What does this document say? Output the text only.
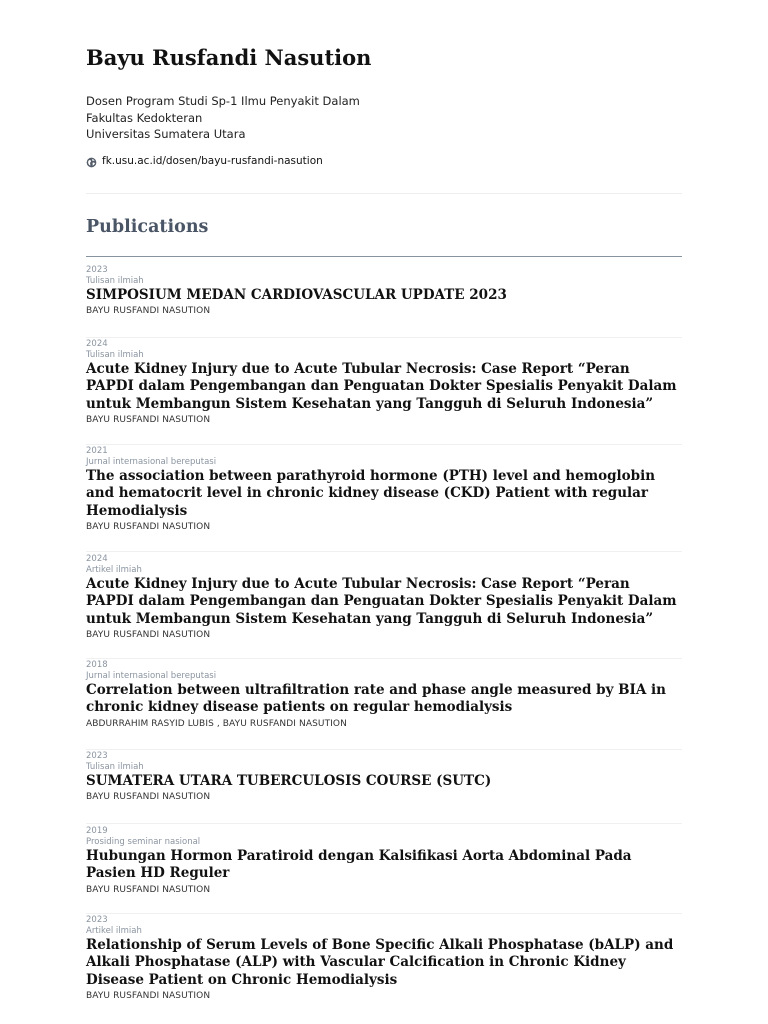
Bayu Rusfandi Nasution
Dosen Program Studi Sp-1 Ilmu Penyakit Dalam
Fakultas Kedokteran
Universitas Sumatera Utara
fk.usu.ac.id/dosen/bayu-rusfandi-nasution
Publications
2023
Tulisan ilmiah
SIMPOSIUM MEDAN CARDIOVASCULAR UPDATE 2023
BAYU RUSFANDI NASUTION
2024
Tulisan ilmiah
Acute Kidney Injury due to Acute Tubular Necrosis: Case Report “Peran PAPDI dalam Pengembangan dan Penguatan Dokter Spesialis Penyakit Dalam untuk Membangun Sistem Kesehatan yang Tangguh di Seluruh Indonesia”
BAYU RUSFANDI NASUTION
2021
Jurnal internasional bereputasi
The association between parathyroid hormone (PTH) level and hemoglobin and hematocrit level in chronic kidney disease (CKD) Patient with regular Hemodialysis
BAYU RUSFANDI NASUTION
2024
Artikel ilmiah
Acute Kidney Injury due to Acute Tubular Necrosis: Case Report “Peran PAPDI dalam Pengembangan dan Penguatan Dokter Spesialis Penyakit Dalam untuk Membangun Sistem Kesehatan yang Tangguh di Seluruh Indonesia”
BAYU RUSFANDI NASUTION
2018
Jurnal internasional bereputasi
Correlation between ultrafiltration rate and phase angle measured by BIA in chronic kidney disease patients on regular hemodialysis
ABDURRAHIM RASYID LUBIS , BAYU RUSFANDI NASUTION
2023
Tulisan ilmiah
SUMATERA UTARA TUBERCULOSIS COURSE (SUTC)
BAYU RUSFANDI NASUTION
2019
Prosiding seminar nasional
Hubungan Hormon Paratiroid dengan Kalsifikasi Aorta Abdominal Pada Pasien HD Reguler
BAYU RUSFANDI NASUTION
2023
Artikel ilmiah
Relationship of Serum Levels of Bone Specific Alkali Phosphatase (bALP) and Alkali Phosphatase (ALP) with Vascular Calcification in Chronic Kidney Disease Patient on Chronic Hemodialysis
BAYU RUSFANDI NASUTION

────────────────

_What you have to do_. Return the material exactly as given, apart from the pictures.

_Solution below_.
What does this document say? Output the text only.
Bayu Rusfandi Nasution
Dosen Program Studi Sp-1 Ilmu Penyakit Dalam
Fakultas Kedokteran
Universitas Sumatera Utara
fk.usu.ac.id/dosen/bayu-rusfandi-nasution
Publications
2023
Tulisan ilmiah
SIMPOSIUM MEDAN CARDIOVASCULAR UPDATE 2023
BAYU RUSFANDI NASUTION
2024
Tulisan ilmiah
Acute Kidney Injury due to Acute Tubular Necrosis: Case Report “Peran PAPDI dalam Pengembangan dan Penguatan Dokter Spesialis Penyakit Dalam untuk Membangun Sistem Kesehatan yang Tangguh di Seluruh Indonesia”
BAYU RUSFANDI NASUTION
2021
Jurnal internasional bereputasi
The association between parathyroid hormone (PTH) level and hemoglobin and hematocrit level in chronic kidney disease (CKD) Patient with regular Hemodialysis
BAYU RUSFANDI NASUTION
2024
Artikel ilmiah
Acute Kidney Injury due to Acute Tubular Necrosis: Case Report “Peran PAPDI dalam Pengembangan dan Penguatan Dokter Spesialis Penyakit Dalam untuk Membangun Sistem Kesehatan yang Tangguh di Seluruh Indonesia”
BAYU RUSFANDI NASUTION
2018
Jurnal internasional bereputasi
Correlation between ultrafiltration rate and phase angle measured by BIA in chronic kidney disease patients on regular hemodialysis
ABDURRAHIM RASYID LUBIS , BAYU RUSFANDI NASUTION
2023
Tulisan ilmiah
SUMATERA UTARA TUBERCULOSIS COURSE (SUTC)
BAYU RUSFANDI NASUTION
2019
Prosiding seminar nasional
Hubungan Hormon Paratiroid dengan Kalsifikasi Aorta Abdominal Pada Pasien HD Reguler
BAYU RUSFANDI NASUTION
2023
Artikel ilmiah
Relationship of Serum Levels of Bone Specific Alkali Phosphatase (bALP) and Alkali Phosphatase (ALP) with Vascular Calcification in Chronic Kidney Disease Patient on Chronic Hemodialysis
BAYU RUSFANDI NASUTION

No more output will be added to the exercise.